Rewrite every line of the entries below as a JSON list of strings, one string per line, with blank lines and the pictures left out.

• _INPUT FOR THIS TASK_
+===+

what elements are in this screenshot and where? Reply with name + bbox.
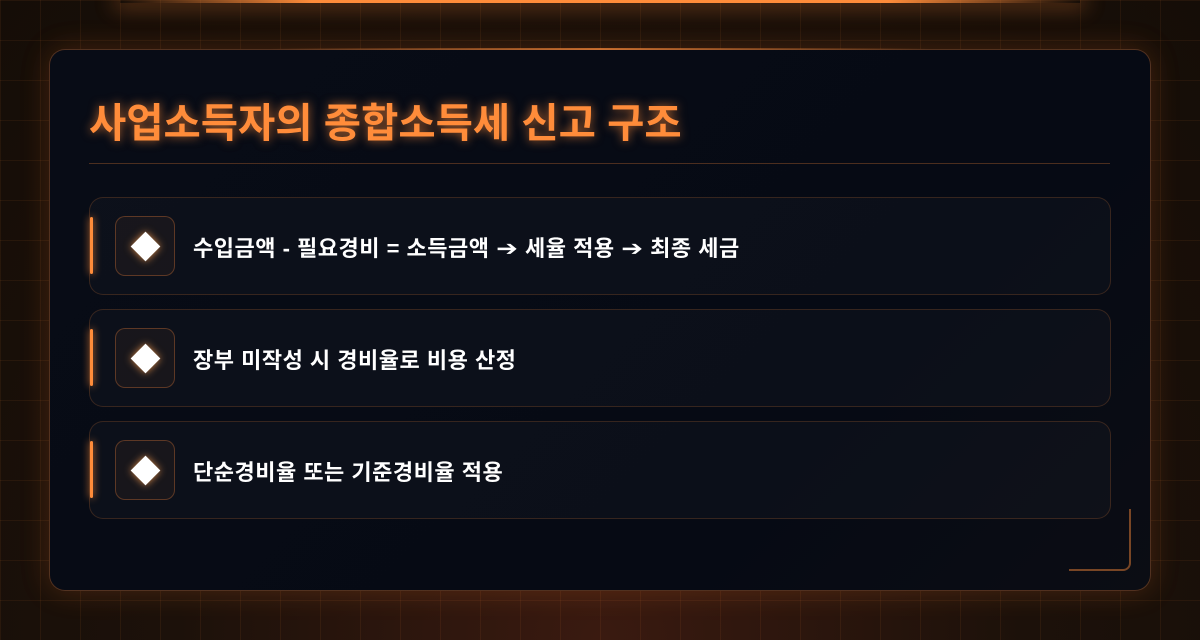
icon: diamond xyxy=(115,216,175,276)
corner bracket xyxy=(1069,509,1131,571)
text: formula: ➔ xyxy=(621,237,644,261)
row 2 xyxy=(89,309,1111,407)
text: rates: 단순경비율 또는 기준경비율 적용 xyxy=(193,460,503,485)
icon: diamond xyxy=(115,440,175,500)
row 3 xyxy=(89,421,1111,519)
panel: main card xyxy=(49,49,1151,591)
text: formula: ➔ xyxy=(496,237,518,261)
text: expense rate: 장부 미작성 시 경비율로 비용 산정 xyxy=(193,348,516,373)
title: 사업소득자의 종합소득세 신고 구조 xyxy=(89,100,682,146)
text: formula: 수입금액 - 필요경비 = 소득금액 세율 적용 최종 세금 xyxy=(193,236,740,261)
row 1 xyxy=(89,197,1111,295)
icon: diamond xyxy=(115,328,175,388)
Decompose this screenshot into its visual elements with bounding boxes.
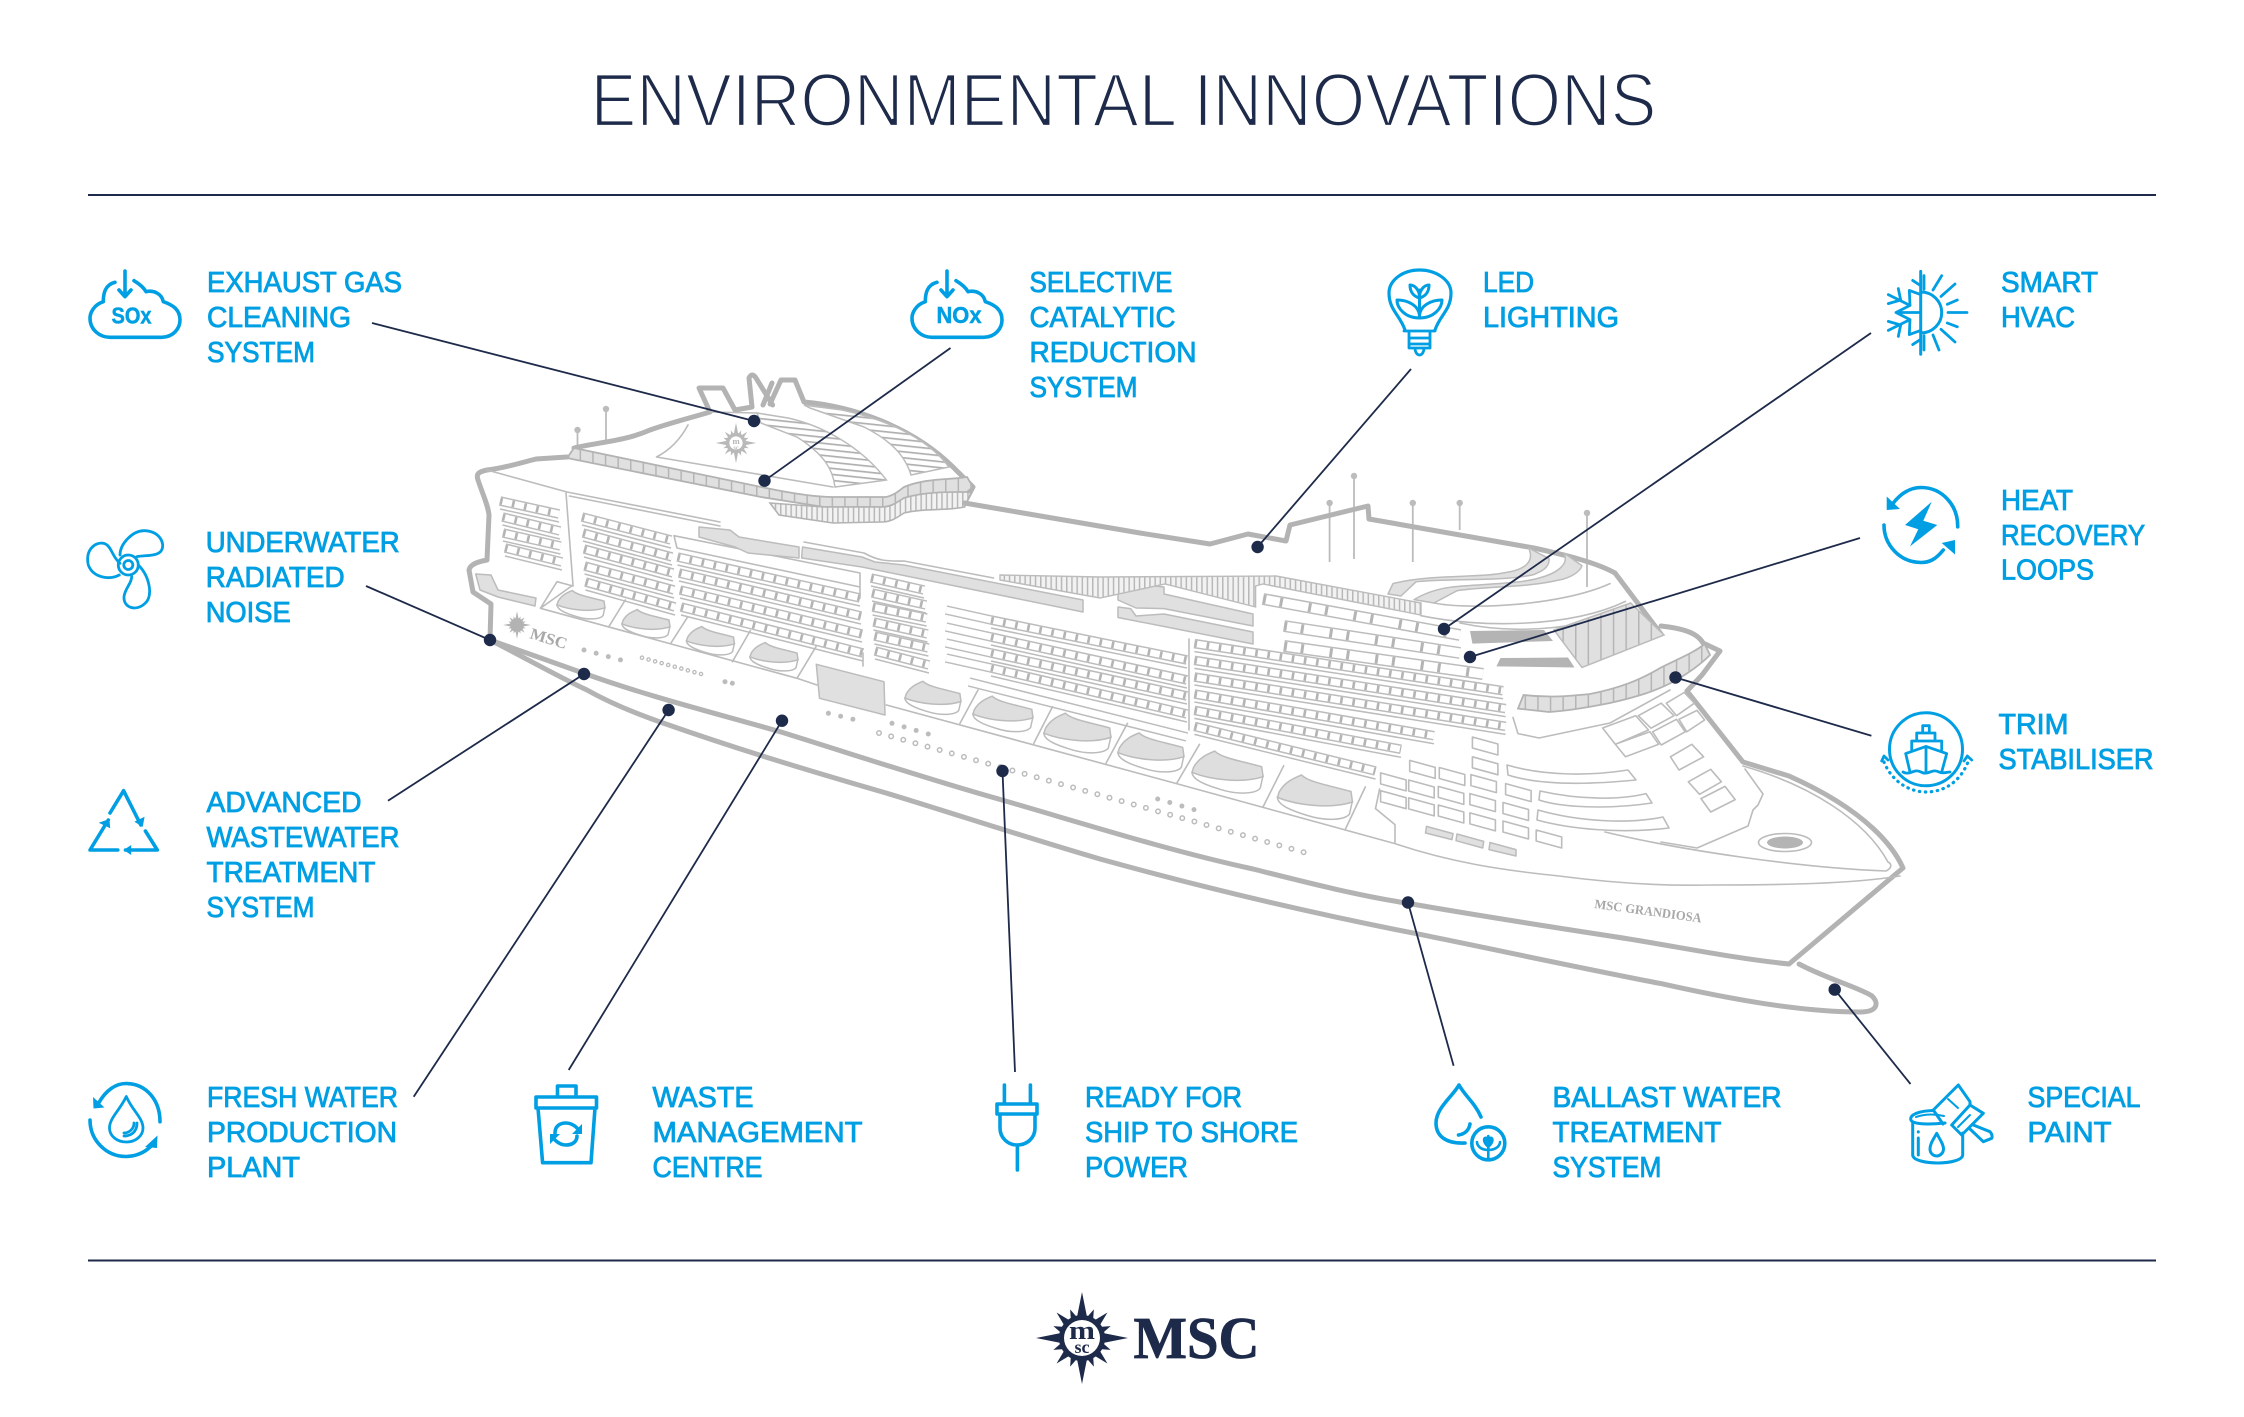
ship antennas: [574, 406, 1590, 587]
label: heat recovery loops: RECOVERY: [2001, 520, 2145, 552]
icon: LED bulb with plant: [1389, 270, 1451, 355]
icon: shore power plug: [997, 1085, 1037, 1170]
bridge windscreen: [1554, 603, 1664, 668]
label: ballast water treatment system: BALLAST WATER: [1552, 1082, 1782, 1114]
leader: special paint: [1828, 983, 1910, 1084]
label: ready for ship to shore power: READY FOR: [1085, 1082, 1242, 1114]
label: underwater radiated noise: UNDERWATER: [206, 527, 400, 559]
lifeboats: [557, 591, 1352, 819]
aft hull logo: [503, 611, 569, 653]
label: advanced wastewater treatment system: WASTEWATER: [206, 822, 400, 854]
leader: shore power: [996, 765, 1015, 1072]
bridge wing band: [1518, 644, 1710, 712]
anchor hatch oval: [1758, 834, 1812, 852]
icon: propeller: [88, 531, 163, 608]
label: waste management centre: MANAGEMENT: [652, 1117, 863, 1149]
label: selective catalytic reduction system: SYSTEM: [1030, 372, 1138, 404]
icon: ballast water drop: [1436, 1085, 1505, 1160]
label: heat recovery loops: HEAT: [2001, 485, 2073, 517]
label: waste management centre: WASTE: [652, 1082, 754, 1114]
icon: SOx cloud: SOx: [112, 302, 152, 328]
leader: underwater noise: [366, 586, 496, 646]
label: heat recovery loops: LOOPS: [2001, 554, 2094, 586]
side door panel: [816, 664, 885, 715]
title: ENVIRONMENTAL INNOVATIONS: [590, 59, 1656, 143]
MSC logo: MSC: [1134, 1305, 1260, 1371]
funnel star logo: [716, 423, 756, 463]
ship outer silhouette: [469, 457, 1903, 1012]
ship illustration: [469, 375, 1903, 1012]
MSC logo: m: [1069, 1316, 1095, 1345]
label: smart hvac: HVAC: [2001, 302, 2075, 334]
label: smart hvac: SMART: [2001, 267, 2098, 299]
label: fresh water production plant: PLANT: [207, 1152, 300, 1184]
label: ready for ship to shore power: SHIP TO SHORE: [1085, 1117, 1298, 1149]
label: ballast water treatment system: TREATMENT: [1552, 1117, 1722, 1149]
label: special paint: SPECIAL: [2028, 1082, 2140, 1114]
label: trim stabiliser: STABILISER: [1998, 744, 2154, 776]
bow deck lines: [1396, 766, 1900, 885]
leader: trim stabiliser: [1669, 671, 1871, 736]
label: selective catalytic reduction system: SELECTIVE: [1030, 267, 1172, 299]
grey front vents: [1426, 826, 1516, 856]
bridge front window panes: [1603, 692, 1735, 812]
icon: NOx cloud: [912, 271, 1002, 337]
icon: fresh water loop: [90, 1084, 160, 1156]
leader: waste management: [569, 714, 788, 1070]
window rows: [500, 501, 1506, 779]
label: selective catalytic reduction system: REDUCTION: [1030, 337, 1196, 369]
icon: snowflake and sun: [1888, 271, 1967, 354]
funnel dome: [567, 375, 973, 523]
leader: heat recovery: [1464, 538, 1860, 663]
label: ballast water treatment system: SYSTEM: [1552, 1152, 1662, 1184]
label: led lighting: LIGHTING: [1483, 302, 1619, 334]
label: exhaust gas cleaning system: CLEANING: [207, 302, 351, 334]
ship name: MSC GRANDIOSA: [1594, 896, 1703, 926]
funnel star logo: sc: [733, 446, 739, 452]
upper deck swooshes: [1388, 548, 1640, 629]
label: advanced wastewater treatment system: TREATMENT: [206, 857, 376, 889]
MSC logo: sc: [1074, 1337, 1090, 1357]
icon: heat recovery loops: [1884, 488, 1958, 562]
leader: ballast water: [1402, 896, 1454, 1066]
label: selective catalytic reduction system: CATALYTIC: [1030, 302, 1176, 334]
label: led lighting: LED: [1483, 267, 1534, 299]
aft hull logo: MSC: [528, 626, 569, 653]
label: ready for ship to shore power: POWER: [1085, 1152, 1188, 1184]
label: trim stabiliser: TRIM: [1998, 709, 2068, 741]
leader: wastewater: [388, 668, 590, 801]
leader: led lighting: [1251, 369, 1411, 553]
label: advanced wastewater treatment system: ADVANCED: [206, 787, 362, 819]
front small cabin windows: [1381, 737, 1562, 848]
icon: trim stabiliser ship: [1882, 713, 1972, 792]
dark deck blocks: [1470, 630, 1574, 668]
hull portholes: [584, 650, 1310, 854]
icon: recycle triangle: [90, 791, 157, 855]
leader: selective catalytic: [758, 348, 950, 487]
icon: SOx cloud: [90, 271, 180, 337]
leader: smart hvac: [1438, 333, 1871, 635]
aft small hull panel: [476, 574, 536, 606]
leader: exhaust gas: [372, 323, 760, 427]
label: special paint: PAINT: [2028, 1117, 2112, 1149]
label: underwater radiated noise: RADIATED: [206, 562, 345, 594]
leader: fresh water: [414, 704, 675, 1097]
label: waste management centre: CENTRE: [652, 1152, 762, 1184]
label: exhaust gas cleaning system: SYSTEM: [207, 337, 315, 369]
label: fresh water production plant: FRESH WATER: [207, 1082, 398, 1114]
icon: recycling bin: [536, 1086, 596, 1163]
label: advanced wastewater treatment system: SYSTEM: [206, 892, 314, 924]
MSC logo: [1036, 1292, 1260, 1384]
funnel star logo: m: [732, 436, 740, 446]
label: fresh water production plant: PRODUCTION: [207, 1117, 397, 1149]
long grey deck bands: [699, 527, 1253, 644]
label: underwater radiated noise: NOISE: [206, 597, 291, 629]
hatched upper deck strip: [1000, 575, 1421, 615]
icon: paint can and brush: [1911, 1085, 1992, 1163]
curved balconies: [1507, 765, 1669, 831]
icon: NOx cloud: NOx: [936, 302, 982, 328]
label: exhaust gas cleaning system: EXHAUST GAS: [207, 267, 402, 299]
deck lines and boat bay lines: [487, 470, 1670, 844]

+===+

• _SOLUTION_
[
  "what elements are in this screenshot and where? Reply with name + bbox.",
  "icon: diamond xyxy=(115,216,175,276)",
  "corner bracket xyxy=(1069,509,1131,571)",
  "text: formula: ➔ xyxy=(621,237,644,261)",
  "row 2 xyxy=(89,309,1111,407)",
  "text: rates: 단순경비율 또는 기준경비율 적용 xyxy=(193,460,503,485)",
  "icon: diamond xyxy=(115,440,175,500)",
  "row 3 xyxy=(89,421,1111,519)",
  "panel: main card xyxy=(49,49,1151,591)",
  "text: formula: ➔ xyxy=(496,237,518,261)",
  "text: expense rate: 장부 미작성 시 경비율로 비용 산정 xyxy=(193,348,516,373)",
  "title: 사업소득자의 종합소득세 신고 구조 xyxy=(89,100,682,146)",
  "text: formula: 수입금액 - 필요경비 = 소득금액 세율 적용 최종 세금 xyxy=(193,236,740,261)",
  "row 1 xyxy=(89,197,1111,295)",
  "icon: diamond xyxy=(115,328,175,388)",
  "Decompose this screenshot into its visual elements with bounding boxes.",
  "ship antennas: [574, 406, 1590, 587]",
  "label: heat recovery loops: RECOVERY: [2001, 520, 2145, 552]",
  "icon: LED bulb with plant: [1389, 270, 1451, 355]",
  "icon: shore power plug: [997, 1085, 1037, 1170]",
  "bridge windscreen: [1554, 603, 1664, 668]",
  "label: ballast water treatment system: BALLAST WATER: [1552, 1082, 1782, 1114]",
  "leader: special paint: [1828, 983, 1910, 1084]",
  "label: ready for ship to shore power: READY FOR: [1085, 1082, 1242, 1114]",
  "label: underwater radiated noise: UNDERWATER: [206, 527, 400, 559]",
  "lifeboats: [557, 591, 1352, 819]",
  "aft hull logo: [503, 611, 569, 653]",
  "label: advanced wastewater treatment system: WASTEWATER: [206, 822, 400, 854]",
  "leader: shore power: [996, 765, 1015, 1072]",
  "bridge wing band: [1518, 644, 1710, 712]",
  "anchor hatch oval: [1758, 834, 1812, 852]",
  "icon: propeller: [88, 531, 163, 608]",
  "label: waste management centre: MANAGEMENT: [652, 1117, 863, 1149]",
  "label: selective catalytic reduction system: SYSTEM: [1030, 372, 1138, 404]",
  "icon: ballast water drop: [1436, 1085, 1505, 1160]",
  "label: heat recovery loops: HEAT: [2001, 485, 2073, 517]",
  "label: waste management centre: WASTE: [652, 1082, 754, 1114]",
  "icon: SOx cloud: SOx: [112, 302, 152, 328]",
  "leader: underwater noise: [366, 586, 496, 646]",
  "label: heat recovery loops: LOOPS: [2001, 554, 2094, 586]",
  "side door panel: [816, 664, 885, 715]",
  "title: ENVIRONMENTAL INNOVATIONS: [590, 59, 1656, 143]",
  "MSC logo: MSC: [1134, 1305, 1260, 1371]",
  "funnel star logo: [716, 423, 756, 463]",
  "ship outer silhouette: [469, 457, 1903, 1012]",
  "ship illustration: [469, 375, 1903, 1012]",
  "MSC logo: m: [1069, 1316, 1095, 1345]",
  "label: smart hvac: HVAC: [2001, 302, 2075, 334]",
  "label: smart hvac: SMART: [2001, 267, 2098, 299]",
  "label: fresh water production plant: PLANT: [207, 1152, 300, 1184]",
  "label: ready for ship to shore power: SHIP TO SHORE: [1085, 1117, 1298, 1149]",
  "label: ballast water treatment system: TREATMENT: [1552, 1117, 1722, 1149]",
  "label: special paint: SPECIAL: [2028, 1082, 2140, 1114]",
  "label: trim stabiliser: STABILISER: [1998, 744, 2154, 776]",
  "bow deck lines: [1396, 766, 1900, 885]",
  "leader: trim stabiliser: [1669, 671, 1871, 736]",
  "label: selective catalytic reduction system: SELECTIVE: [1030, 267, 1172, 299]",
  "grey front vents: [1426, 826, 1516, 856]",
  "bridge front window panes: [1603, 692, 1735, 812]",
  "icon: NOx cloud: [912, 271, 1002, 337]",
  "icon: fresh water loop: [90, 1084, 160, 1156]",
  "leader: waste management: [569, 714, 788, 1070]",
  "window rows: [500, 501, 1506, 779]",
  "label: selective catalytic reduction system: REDUCTION: [1030, 337, 1196, 369]",
  "icon: snowflake and sun: [1888, 271, 1967, 354]",
  "funnel dome: [567, 375, 973, 523]",
  "leader: heat recovery: [1464, 538, 1860, 663]",
  "label: ballast water treatment system: SYSTEM: [1552, 1152, 1662, 1184]",
  "label: led lighting: LIGHTING: [1483, 302, 1619, 334]",
  "label: exhaust gas cleaning system: CLEANING: [207, 302, 351, 334]",
  "ship name: MSC GRANDIOSA: [1594, 896, 1703, 926]",
  "funnel star logo: sc: [733, 446, 739, 452]",
  "upper deck swooshes: [1388, 548, 1640, 629]",
  "label: advanced wastewater treatment system: TREATMENT: [206, 857, 376, 889]",
  "MSC logo: sc: [1074, 1337, 1090, 1357]",
  "icon: heat recovery loops: [1884, 488, 1958, 562]",
  "leader: ballast water: [1402, 896, 1454, 1066]",
  "label: selective catalytic reduction system: CATALYTIC: [1030, 302, 1176, 334]",
  "label: led lighting: LED: [1483, 267, 1534, 299]",
  "aft hull logo: MSC: [528, 626, 569, 653]",
  "label: ready for ship to shore power: POWER: [1085, 1152, 1188, 1184]",
  "label: trim stabiliser: TRIM: [1998, 709, 2068, 741]",
  "leader: wastewater: [388, 668, 590, 801]",
  "leader: led lighting: [1251, 369, 1411, 553]",
  "label: advanced wastewater treatment system: ADVANCED: [206, 787, 362, 819]",
  "front small cabin windows: [1381, 737, 1562, 848]",
  "icon: trim stabiliser ship: [1882, 713, 1972, 792]",
  "dark deck blocks: [1470, 630, 1574, 668]",
  "hull portholes: [584, 650, 1310, 854]",
  "icon: recycle triangle: [90, 791, 157, 855]",
  "leader: selective catalytic: [758, 348, 950, 487]",
  "icon: SOx cloud: [90, 271, 180, 337]",
  "leader: smart hvac: [1438, 333, 1871, 635]",
  "aft small hull panel: [476, 574, 536, 606]",
  "leader: exhaust gas: [372, 323, 760, 427]",
  "label: special paint: PAINT: [2028, 1117, 2112, 1149]",
  "label: underwater radiated noise: RADIATED: [206, 562, 345, 594]",
  "leader: fresh water: [414, 704, 675, 1097]",
  "label: waste management centre: CENTRE: [652, 1152, 762, 1184]",
  "label: exhaust gas cleaning system: SYSTEM: [207, 337, 315, 369]",
  "label: fresh water production plant: FRESH WATER: [207, 1082, 398, 1114]",
  "icon: recycling bin: [536, 1086, 596, 1163]",
  "label: advanced wastewater treatment system: SYSTEM: [206, 892, 314, 924]",
  "MSC logo: [1036, 1292, 1260, 1384]",
  "funnel star logo: m: [732, 436, 740, 446]",
  "label: fresh water production plant: PRODUCTION: [207, 1117, 397, 1149]",
  "long grey deck bands: [699, 527, 1253, 644]",
  "label: underwater radiated noise: NOISE: [206, 597, 291, 629]",
  "hatched upper deck strip: [1000, 575, 1421, 615]",
  "icon: paint can and brush: [1911, 1085, 1992, 1163]",
  "curved balconies: [1507, 765, 1669, 831]",
  "icon: NOx cloud: NOx: [936, 302, 982, 328]",
  "label: exhaust gas cleaning system: EXHAUST GAS: [207, 267, 402, 299]",
  "deck lines and boat bay lines: [487, 470, 1670, 844]"
]